• [WHAT TO WORK ON]: Search the data for the string "Positive" and gather each line it is in.
== == ==
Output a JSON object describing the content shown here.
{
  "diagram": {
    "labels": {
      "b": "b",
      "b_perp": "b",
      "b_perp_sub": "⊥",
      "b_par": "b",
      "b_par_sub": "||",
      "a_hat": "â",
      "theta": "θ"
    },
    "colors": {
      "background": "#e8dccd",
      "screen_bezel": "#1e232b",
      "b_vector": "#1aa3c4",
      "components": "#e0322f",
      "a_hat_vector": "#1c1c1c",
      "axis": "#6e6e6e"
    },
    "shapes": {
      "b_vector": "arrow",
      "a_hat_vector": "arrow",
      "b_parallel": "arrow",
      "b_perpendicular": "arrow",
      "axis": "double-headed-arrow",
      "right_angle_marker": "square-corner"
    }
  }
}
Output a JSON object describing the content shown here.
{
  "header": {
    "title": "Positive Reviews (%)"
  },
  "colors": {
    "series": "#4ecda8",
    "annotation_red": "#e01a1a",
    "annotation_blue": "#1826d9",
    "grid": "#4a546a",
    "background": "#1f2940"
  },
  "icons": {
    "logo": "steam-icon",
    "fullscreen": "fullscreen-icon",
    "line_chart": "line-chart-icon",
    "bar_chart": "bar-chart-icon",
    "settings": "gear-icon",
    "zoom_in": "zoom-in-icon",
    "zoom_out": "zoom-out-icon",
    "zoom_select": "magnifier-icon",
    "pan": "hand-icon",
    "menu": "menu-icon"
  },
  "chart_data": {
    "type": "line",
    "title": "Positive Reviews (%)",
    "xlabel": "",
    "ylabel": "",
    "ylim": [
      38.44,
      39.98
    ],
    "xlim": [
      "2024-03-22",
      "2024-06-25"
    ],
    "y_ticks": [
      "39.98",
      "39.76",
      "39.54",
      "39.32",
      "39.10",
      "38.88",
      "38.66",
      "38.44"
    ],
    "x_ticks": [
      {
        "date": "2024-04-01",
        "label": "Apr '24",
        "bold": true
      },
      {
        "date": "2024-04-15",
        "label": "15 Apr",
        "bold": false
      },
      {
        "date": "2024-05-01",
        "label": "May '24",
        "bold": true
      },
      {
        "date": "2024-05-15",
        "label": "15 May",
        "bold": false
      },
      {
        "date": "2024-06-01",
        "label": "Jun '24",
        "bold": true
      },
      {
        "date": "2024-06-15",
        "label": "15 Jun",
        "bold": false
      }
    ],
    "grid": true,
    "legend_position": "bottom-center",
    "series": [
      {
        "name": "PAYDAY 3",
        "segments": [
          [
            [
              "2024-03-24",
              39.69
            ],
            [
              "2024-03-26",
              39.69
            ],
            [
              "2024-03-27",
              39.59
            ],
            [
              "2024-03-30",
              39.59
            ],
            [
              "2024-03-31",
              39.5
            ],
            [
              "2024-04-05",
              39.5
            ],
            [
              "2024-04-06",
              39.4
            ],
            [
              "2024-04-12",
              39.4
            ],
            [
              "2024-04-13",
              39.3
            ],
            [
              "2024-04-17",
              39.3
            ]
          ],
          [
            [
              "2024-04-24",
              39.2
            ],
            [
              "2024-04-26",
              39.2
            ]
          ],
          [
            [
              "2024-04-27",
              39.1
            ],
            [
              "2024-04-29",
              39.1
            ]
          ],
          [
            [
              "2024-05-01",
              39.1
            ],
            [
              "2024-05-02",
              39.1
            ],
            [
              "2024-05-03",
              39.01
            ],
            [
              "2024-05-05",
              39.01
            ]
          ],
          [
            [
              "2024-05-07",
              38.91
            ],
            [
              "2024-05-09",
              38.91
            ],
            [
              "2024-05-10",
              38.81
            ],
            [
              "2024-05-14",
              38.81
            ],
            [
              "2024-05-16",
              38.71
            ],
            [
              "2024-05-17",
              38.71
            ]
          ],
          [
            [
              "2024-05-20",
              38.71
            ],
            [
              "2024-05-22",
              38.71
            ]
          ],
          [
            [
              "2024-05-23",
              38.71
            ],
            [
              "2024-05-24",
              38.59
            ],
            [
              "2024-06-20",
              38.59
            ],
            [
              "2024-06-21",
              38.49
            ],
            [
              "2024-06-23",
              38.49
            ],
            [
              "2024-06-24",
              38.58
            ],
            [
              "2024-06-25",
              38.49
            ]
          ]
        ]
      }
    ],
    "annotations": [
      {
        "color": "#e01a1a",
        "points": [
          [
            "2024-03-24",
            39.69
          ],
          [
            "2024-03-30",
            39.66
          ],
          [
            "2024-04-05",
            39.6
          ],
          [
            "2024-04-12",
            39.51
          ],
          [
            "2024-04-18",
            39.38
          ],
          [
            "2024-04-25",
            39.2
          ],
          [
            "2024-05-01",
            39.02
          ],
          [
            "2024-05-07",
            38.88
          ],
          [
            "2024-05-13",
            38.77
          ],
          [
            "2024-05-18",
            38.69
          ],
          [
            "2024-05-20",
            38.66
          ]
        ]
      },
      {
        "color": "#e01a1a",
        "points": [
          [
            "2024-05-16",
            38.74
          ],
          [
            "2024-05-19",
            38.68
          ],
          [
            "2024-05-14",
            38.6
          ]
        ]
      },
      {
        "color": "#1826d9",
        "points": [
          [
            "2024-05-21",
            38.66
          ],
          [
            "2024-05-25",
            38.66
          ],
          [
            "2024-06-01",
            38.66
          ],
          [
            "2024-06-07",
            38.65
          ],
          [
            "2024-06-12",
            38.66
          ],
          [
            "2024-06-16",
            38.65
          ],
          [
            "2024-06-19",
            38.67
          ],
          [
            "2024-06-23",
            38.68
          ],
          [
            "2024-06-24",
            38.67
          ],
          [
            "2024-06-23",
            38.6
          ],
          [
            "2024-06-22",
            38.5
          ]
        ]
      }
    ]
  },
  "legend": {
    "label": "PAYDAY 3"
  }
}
== == ==
• [RESULT]:
    "title": "Positive Reviews (%)"
    "title": "Positive Reviews (%)",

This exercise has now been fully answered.